Extract the lines that hold the string "reward".

################

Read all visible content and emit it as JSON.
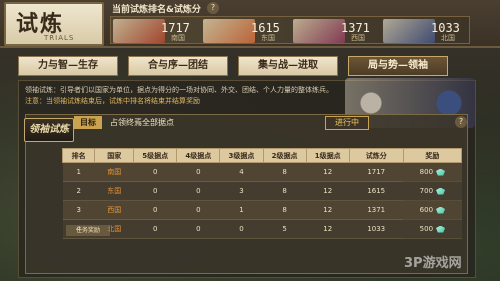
{
  "header": {
    "title": "试炼",
    "title_sub": "TRIALS",
    "rank_title": "当前试炼排名&试炼分",
    "help": "?"
  },
  "nations": [
    {
      "name": "南国",
      "score": "1717",
      "color": "#b0452e"
    },
    {
      "name": "东国",
      "score": "1615",
      "color": "#cf6a3a"
    },
    {
      "name": "西国",
      "score": "1371",
      "color": "#8d3a5a"
    },
    {
      "name": "北国",
      "score": "1033",
      "color": "#3f4f7e"
    }
  ],
  "tabs": [
    {
      "label": "力与智—生存",
      "active": false
    },
    {
      "label": "合与序—团结",
      "active": false
    },
    {
      "label": "集与战—进取",
      "active": false
    },
    {
      "label": "局与势—领袖",
      "active": true
    }
  ],
  "description": {
    "line1": "领袖试炼：引导者们以国家为单位，据点为得分的一场对协同、外交、团结、个人力量的整体练兵。",
    "line2": "注意：当领袖试炼结束后，试炼中排名将结束并结算奖励"
  },
  "badge": "领袖试炼",
  "goal": {
    "label": "目标",
    "text": "占领终焉全部据点",
    "status": "进行中",
    "help": "?"
  },
  "table": {
    "headers": [
      "排名",
      "国家",
      "5级据点",
      "4级据点",
      "3级据点",
      "2级据点",
      "1级据点",
      "试炼分",
      "奖励"
    ],
    "rows": [
      {
        "rank": "1",
        "nation": "南国",
        "l5": "0",
        "l4": "0",
        "l3": "4",
        "l2": "8",
        "l1": "12",
        "score": "1717",
        "reward": "800"
      },
      {
        "rank": "2",
        "nation": "东国",
        "l5": "0",
        "l4": "0",
        "l3": "3",
        "l2": "8",
        "l1": "12",
        "score": "1615",
        "reward": "700"
      },
      {
        "rank": "3",
        "nation": "西国",
        "l5": "0",
        "l4": "0",
        "l3": "1",
        "l2": "8",
        "l1": "12",
        "score": "1371",
        "reward": "600"
      },
      {
        "rank": "4",
        "nation": "北国",
        "l5": "0",
        "l4": "0",
        "l3": "0",
        "l2": "5",
        "l1": "12",
        "score": "1033",
        "reward": "500"
      }
    ]
  },
  "mission_tag": "任务奖励",
  "watermark": "3P游戏网"
}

################

RESPONSE TO THIS EXERCISE:
        "reward": "800"
        "reward": "700"
        "reward": "600"
        "reward": "500"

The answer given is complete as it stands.